Return each line of the records holding the string "name".

____________________

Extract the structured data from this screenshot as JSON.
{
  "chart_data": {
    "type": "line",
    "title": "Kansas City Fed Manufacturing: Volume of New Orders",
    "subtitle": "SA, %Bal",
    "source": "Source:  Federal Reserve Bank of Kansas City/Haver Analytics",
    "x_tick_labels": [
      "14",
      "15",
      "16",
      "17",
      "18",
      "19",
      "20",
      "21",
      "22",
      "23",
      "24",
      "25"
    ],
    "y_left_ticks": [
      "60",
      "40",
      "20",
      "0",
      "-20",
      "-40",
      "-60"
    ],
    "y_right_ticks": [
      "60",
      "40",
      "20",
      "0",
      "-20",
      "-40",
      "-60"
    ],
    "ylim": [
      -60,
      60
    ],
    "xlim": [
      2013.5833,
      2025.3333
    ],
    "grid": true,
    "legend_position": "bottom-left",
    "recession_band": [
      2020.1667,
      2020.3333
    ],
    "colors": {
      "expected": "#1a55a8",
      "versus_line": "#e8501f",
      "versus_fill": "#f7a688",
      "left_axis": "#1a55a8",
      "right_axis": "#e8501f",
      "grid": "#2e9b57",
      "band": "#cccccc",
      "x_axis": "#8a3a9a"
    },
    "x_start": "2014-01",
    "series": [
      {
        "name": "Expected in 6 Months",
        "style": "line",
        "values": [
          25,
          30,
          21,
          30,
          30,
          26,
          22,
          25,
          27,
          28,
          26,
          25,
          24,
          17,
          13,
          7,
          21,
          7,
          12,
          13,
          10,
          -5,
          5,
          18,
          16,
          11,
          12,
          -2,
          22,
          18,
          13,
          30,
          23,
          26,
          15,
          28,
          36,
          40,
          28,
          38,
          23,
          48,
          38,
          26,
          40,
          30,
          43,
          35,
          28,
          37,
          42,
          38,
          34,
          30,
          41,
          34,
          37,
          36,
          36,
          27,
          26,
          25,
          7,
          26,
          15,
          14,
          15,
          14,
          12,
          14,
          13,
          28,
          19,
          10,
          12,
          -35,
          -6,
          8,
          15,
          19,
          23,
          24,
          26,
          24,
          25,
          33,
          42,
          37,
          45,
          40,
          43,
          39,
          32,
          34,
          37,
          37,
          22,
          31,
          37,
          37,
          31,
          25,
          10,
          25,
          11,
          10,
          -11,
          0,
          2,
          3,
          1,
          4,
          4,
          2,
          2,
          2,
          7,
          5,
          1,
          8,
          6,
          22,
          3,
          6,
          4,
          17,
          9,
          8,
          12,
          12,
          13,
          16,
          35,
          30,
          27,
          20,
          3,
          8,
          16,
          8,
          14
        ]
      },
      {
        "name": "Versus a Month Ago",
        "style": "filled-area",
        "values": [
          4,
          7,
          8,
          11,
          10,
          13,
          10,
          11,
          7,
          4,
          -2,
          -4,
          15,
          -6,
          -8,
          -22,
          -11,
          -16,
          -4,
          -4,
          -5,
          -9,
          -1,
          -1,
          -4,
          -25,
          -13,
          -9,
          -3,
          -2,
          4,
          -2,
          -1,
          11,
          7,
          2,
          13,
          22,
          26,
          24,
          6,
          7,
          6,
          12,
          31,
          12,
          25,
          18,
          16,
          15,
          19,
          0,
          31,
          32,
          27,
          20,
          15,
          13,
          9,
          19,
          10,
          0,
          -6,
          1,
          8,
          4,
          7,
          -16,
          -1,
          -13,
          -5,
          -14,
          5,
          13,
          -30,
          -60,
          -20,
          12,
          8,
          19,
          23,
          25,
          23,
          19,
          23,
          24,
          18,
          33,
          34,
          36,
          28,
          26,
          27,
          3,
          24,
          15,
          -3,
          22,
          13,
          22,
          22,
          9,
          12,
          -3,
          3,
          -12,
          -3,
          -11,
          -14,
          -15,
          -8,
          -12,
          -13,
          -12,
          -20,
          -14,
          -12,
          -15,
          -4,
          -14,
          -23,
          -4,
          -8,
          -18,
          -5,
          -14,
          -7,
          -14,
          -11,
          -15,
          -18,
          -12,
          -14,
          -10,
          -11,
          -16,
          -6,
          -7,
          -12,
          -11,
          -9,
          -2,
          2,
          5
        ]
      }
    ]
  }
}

____________________

* Result
        "name": "Expected in 6 Months",
        "name": "Versus a Month Ago",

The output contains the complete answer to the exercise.